Set task >>
Repeat the records below exactly.
>> BEGIN Entries shown
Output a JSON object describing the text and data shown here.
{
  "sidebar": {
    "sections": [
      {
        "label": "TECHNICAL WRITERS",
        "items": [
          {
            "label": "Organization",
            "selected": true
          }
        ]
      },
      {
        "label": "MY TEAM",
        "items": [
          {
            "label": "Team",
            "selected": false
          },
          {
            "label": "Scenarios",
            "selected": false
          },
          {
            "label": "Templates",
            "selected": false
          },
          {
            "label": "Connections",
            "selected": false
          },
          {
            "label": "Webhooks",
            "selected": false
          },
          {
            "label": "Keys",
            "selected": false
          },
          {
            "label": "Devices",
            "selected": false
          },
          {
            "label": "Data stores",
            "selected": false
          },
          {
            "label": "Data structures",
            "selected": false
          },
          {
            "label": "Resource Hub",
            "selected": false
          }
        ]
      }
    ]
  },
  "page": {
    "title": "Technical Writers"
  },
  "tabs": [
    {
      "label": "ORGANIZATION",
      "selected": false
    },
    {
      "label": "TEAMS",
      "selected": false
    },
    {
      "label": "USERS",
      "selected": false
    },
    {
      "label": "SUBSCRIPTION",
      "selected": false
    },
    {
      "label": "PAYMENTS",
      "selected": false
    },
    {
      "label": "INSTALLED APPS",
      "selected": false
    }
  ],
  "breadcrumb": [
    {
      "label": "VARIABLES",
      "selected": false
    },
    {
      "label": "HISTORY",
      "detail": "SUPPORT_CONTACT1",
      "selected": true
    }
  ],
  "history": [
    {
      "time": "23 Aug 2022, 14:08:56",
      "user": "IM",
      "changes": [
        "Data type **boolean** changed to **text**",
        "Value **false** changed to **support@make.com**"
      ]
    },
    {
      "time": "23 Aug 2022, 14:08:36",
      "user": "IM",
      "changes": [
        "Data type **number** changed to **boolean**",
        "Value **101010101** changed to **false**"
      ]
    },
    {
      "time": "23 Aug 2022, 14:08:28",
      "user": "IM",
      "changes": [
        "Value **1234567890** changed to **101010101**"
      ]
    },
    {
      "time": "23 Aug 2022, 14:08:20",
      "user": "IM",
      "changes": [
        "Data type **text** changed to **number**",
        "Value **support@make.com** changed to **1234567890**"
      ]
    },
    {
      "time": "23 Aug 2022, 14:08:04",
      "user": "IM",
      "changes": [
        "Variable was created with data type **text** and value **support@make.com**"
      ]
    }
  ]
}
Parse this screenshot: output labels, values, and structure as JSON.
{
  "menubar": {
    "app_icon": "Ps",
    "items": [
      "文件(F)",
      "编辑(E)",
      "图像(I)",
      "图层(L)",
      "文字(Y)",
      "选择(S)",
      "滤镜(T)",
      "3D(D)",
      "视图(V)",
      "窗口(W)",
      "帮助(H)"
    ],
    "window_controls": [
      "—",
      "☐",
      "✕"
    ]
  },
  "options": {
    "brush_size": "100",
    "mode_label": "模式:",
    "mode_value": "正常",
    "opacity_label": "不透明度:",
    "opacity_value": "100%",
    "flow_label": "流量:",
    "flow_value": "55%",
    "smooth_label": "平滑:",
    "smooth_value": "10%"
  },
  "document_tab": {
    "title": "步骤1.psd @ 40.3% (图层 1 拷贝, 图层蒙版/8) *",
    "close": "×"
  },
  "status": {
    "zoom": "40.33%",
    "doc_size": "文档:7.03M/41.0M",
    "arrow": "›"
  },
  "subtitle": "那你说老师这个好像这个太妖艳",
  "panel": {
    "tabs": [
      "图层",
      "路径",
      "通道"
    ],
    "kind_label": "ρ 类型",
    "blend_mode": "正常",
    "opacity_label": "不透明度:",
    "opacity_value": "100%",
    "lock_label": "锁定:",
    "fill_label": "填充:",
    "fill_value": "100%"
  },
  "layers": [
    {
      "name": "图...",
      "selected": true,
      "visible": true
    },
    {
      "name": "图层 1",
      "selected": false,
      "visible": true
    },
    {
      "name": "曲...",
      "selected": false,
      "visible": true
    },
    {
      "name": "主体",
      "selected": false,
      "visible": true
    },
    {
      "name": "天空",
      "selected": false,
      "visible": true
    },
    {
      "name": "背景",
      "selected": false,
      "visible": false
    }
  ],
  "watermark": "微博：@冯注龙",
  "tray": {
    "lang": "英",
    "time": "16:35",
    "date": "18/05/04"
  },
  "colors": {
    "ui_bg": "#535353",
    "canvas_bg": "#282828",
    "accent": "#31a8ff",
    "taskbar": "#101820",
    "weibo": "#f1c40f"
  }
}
>> END Entries shown
Task answer >>
Output a JSON object describing the text and data shown here.
{
  "sidebar": {
    "sections": [
      {
        "label": "TECHNICAL WRITERS",
        "items": [
          {
            "label": "Organization",
            "selected": true
          }
        ]
      },
      {
        "label": "MY TEAM",
        "items": [
          {
            "label": "Team",
            "selected": false
          },
          {
            "label": "Scenarios",
            "selected": false
          },
          {
            "label": "Templates",
            "selected": false
          },
          {
            "label": "Connections",
            "selected": false
          },
          {
            "label": "Webhooks",
            "selected": false
          },
          {
            "label": "Keys",
            "selected": false
          },
          {
            "label": "Devices",
            "selected": false
          },
          {
            "label": "Data stores",
            "selected": false
          },
          {
            "label": "Data structures",
            "selected": false
          },
          {
            "label": "Resource Hub",
            "selected": false
          }
        ]
      }
    ]
  },
  "page": {
    "title": "Technical Writers"
  },
  "tabs": [
    {
      "label": "ORGANIZATION",
      "selected": false
    },
    {
      "label": "TEAMS",
      "selected": false
    },
    {
      "label": "USERS",
      "selected": false
    },
    {
      "label": "SUBSCRIPTION",
      "selected": false
    },
    {
      "label": "PAYMENTS",
      "selected": false
    },
    {
      "label": "INSTALLED APPS",
      "selected": false
    }
  ],
  "breadcrumb": [
    {
      "label": "VARIABLES",
      "selected": false
    },
    {
      "label": "HISTORY",
      "detail": "SUPPORT_CONTACT1",
      "selected": true
    }
  ],
  "history": [
    {
      "time": "23 Aug 2022, 14:08:56",
      "user": "IM",
      "changes": [
        "Data type **boolean** changed to **text**",
        "Value **false** changed to **support@make.com**"
      ]
    },
    {
      "time": "23 Aug 2022, 14:08:36",
      "user": "IM",
      "changes": [
        "Data type **number** changed to **boolean**",
        "Value **101010101** changed to **false**"
      ]
    },
    {
      "time": "23 Aug 2022, 14:08:28",
      "user": "IM",
      "changes": [
        "Value **1234567890** changed to **101010101**"
      ]
    },
    {
      "time": "23 Aug 2022, 14:08:20",
      "user": "IM",
      "changes": [
        "Data type **text** changed to **number**",
        "Value **support@make.com** changed to **1234567890**"
      ]
    },
    {
      "time": "23 Aug 2022, 14:08:04",
      "user": "IM",
      "changes": [
        "Variable was created with data type **text** and value **support@make.com**"
      ]
    }
  ]
}
Parse this screenshot: output labels, values, and structure as JSON.
{
  "menubar": {
    "app_icon": "Ps",
    "items": [
      "文件(F)",
      "编辑(E)",
      "图像(I)",
      "图层(L)",
      "文字(Y)",
      "选择(S)",
      "滤镜(T)",
      "3D(D)",
      "视图(V)",
      "窗口(W)",
      "帮助(H)"
    ],
    "window_controls": [
      "—",
      "☐",
      "✕"
    ]
  },
  "options": {
    "brush_size": "100",
    "mode_label": "模式:",
    "mode_value": "正常",
    "opacity_label": "不透明度:",
    "opacity_value": "100%",
    "flow_label": "流量:",
    "flow_value": "55%",
    "smooth_label": "平滑:",
    "smooth_value": "10%"
  },
  "document_tab": {
    "title": "步骤1.psd @ 40.3% (图层 1 拷贝, 图层蒙版/8) *",
    "close": "×"
  },
  "status": {
    "zoom": "40.33%",
    "doc_size": "文档:7.03M/41.0M",
    "arrow": "›"
  },
  "subtitle": "那你说老师这个好像这个太妖艳",
  "panel": {
    "tabs": [
      "图层",
      "路径",
      "通道"
    ],
    "kind_label": "ρ 类型",
    "blend_mode": "正常",
    "opacity_label": "不透明度:",
    "opacity_value": "100%",
    "lock_label": "锁定:",
    "fill_label": "填充:",
    "fill_value": "100%"
  },
  "layers": [
    {
      "name": "图...",
      "selected": true,
      "visible": true
    },
    {
      "name": "图层 1",
      "selected": false,
      "visible": true
    },
    {
      "name": "曲...",
      "selected": false,
      "visible": true
    },
    {
      "name": "主体",
      "selected": false,
      "visible": true
    },
    {
      "name": "天空",
      "selected": false,
      "visible": true
    },
    {
      "name": "背景",
      "selected": false,
      "visible": false
    }
  ],
  "watermark": "微博：@冯注龙",
  "tray": {
    "lang": "英",
    "time": "16:35",
    "date": "18/05/04"
  },
  "colors": {
    "ui_bg": "#535353",
    "canvas_bg": "#282828",
    "accent": "#31a8ff",
    "taskbar": "#101820",
    "weibo": "#f1c40f"
  }
}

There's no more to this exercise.